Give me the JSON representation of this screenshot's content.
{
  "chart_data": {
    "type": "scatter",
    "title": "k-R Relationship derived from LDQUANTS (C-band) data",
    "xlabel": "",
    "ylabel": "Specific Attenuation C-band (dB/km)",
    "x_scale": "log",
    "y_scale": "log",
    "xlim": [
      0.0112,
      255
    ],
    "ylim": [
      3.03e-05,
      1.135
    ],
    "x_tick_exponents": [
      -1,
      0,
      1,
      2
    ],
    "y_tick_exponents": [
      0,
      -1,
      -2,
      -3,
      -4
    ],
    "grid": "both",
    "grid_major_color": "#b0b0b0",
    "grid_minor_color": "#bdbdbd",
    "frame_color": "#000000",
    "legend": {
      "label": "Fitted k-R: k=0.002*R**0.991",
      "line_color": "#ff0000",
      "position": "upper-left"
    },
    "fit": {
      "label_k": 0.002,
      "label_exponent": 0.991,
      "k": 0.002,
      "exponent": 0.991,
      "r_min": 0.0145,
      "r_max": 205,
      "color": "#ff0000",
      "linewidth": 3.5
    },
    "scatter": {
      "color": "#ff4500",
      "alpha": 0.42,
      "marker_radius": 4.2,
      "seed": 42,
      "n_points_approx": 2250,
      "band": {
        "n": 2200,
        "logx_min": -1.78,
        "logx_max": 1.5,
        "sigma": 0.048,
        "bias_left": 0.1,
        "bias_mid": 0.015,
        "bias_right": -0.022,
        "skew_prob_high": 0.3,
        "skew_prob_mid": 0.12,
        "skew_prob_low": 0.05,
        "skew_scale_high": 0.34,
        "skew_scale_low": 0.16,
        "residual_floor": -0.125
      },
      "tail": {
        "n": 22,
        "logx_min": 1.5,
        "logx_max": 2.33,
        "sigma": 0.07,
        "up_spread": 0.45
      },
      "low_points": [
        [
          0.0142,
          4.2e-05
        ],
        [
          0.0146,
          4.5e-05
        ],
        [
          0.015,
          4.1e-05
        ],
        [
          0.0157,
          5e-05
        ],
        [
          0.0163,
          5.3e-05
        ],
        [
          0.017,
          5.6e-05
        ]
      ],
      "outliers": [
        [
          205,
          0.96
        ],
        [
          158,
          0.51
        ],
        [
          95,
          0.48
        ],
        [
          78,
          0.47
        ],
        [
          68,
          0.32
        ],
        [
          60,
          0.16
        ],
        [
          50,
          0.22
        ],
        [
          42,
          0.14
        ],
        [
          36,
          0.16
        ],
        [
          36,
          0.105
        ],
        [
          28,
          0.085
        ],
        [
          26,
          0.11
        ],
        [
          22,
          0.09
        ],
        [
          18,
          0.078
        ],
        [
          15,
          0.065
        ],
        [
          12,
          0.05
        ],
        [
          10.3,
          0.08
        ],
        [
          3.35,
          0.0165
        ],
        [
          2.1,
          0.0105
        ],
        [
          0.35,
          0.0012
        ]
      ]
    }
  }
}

------------

### Work required
Transcribe each entry precisely, missing none.

### Answer for the task
Give me the JSON representation of this screenshot's content.
{
  "chart_data": {
    "type": "scatter",
    "title": "k-R Relationship derived from LDQUANTS (C-band) data",
    "xlabel": "",
    "ylabel": "Specific Attenuation C-band (dB/km)",
    "x_scale": "log",
    "y_scale": "log",
    "xlim": [
      0.0112,
      255
    ],
    "ylim": [
      3.03e-05,
      1.135
    ],
    "x_tick_exponents": [
      -1,
      0,
      1,
      2
    ],
    "y_tick_exponents": [
      0,
      -1,
      -2,
      -3,
      -4
    ],
    "grid": "both",
    "grid_major_color": "#b0b0b0",
    "grid_minor_color": "#bdbdbd",
    "frame_color": "#000000",
    "legend": {
      "label": "Fitted k-R: k=0.002*R**0.991",
      "line_color": "#ff0000",
      "position": "upper-left"
    },
    "fit": {
      "label_k": 0.002,
      "label_exponent": 0.991,
      "k": 0.002,
      "exponent": 0.991,
      "r_min": 0.0145,
      "r_max": 205,
      "color": "#ff0000",
      "linewidth": 3.5
    },
    "scatter": {
      "color": "#ff4500",
      "alpha": 0.42,
      "marker_radius": 4.2,
      "seed": 42,
      "n_points_approx": 2250,
      "band": {
        "n": 2200,
        "logx_min": -1.78,
        "logx_max": 1.5,
        "sigma": 0.048,
        "bias_left": 0.1,
        "bias_mid": 0.015,
        "bias_right": -0.022,
        "skew_prob_high": 0.3,
        "skew_prob_mid": 0.12,
        "skew_prob_low": 0.05,
        "skew_scale_high": 0.34,
        "skew_scale_low": 0.16,
        "residual_floor": -0.125
      },
      "tail": {
        "n": 22,
        "logx_min": 1.5,
        "logx_max": 2.33,
        "sigma": 0.07,
        "up_spread": 0.45
      },
      "low_points": [
        [
          0.0142,
          4.2e-05
        ],
        [
          0.0146,
          4.5e-05
        ],
        [
          0.015,
          4.1e-05
        ],
        [
          0.0157,
          5e-05
        ],
        [
          0.0163,
          5.3e-05
        ],
        [
          0.017,
          5.6e-05
        ]
      ],
      "outliers": [
        [
          205,
          0.96
        ],
        [
          158,
          0.51
        ],
        [
          95,
          0.48
        ],
        [
          78,
          0.47
        ],
        [
          68,
          0.32
        ],
        [
          60,
          0.16
        ],
        [
          50,
          0.22
        ],
        [
          42,
          0.14
        ],
        [
          36,
          0.16
        ],
        [
          36,
          0.105
        ],
        [
          28,
          0.085
        ],
        [
          26,
          0.11
        ],
        [
          22,
          0.09
        ],
        [
          18,
          0.078
        ],
        [
          15,
          0.065
        ],
        [
          12,
          0.05
        ],
        [
          10.3,
          0.08
        ],
        [
          3.35,
          0.0165
        ],
        [
          2.1,
          0.0105
        ],
        [
          0.35,
          0.0012
        ]
      ]
    }
  }
}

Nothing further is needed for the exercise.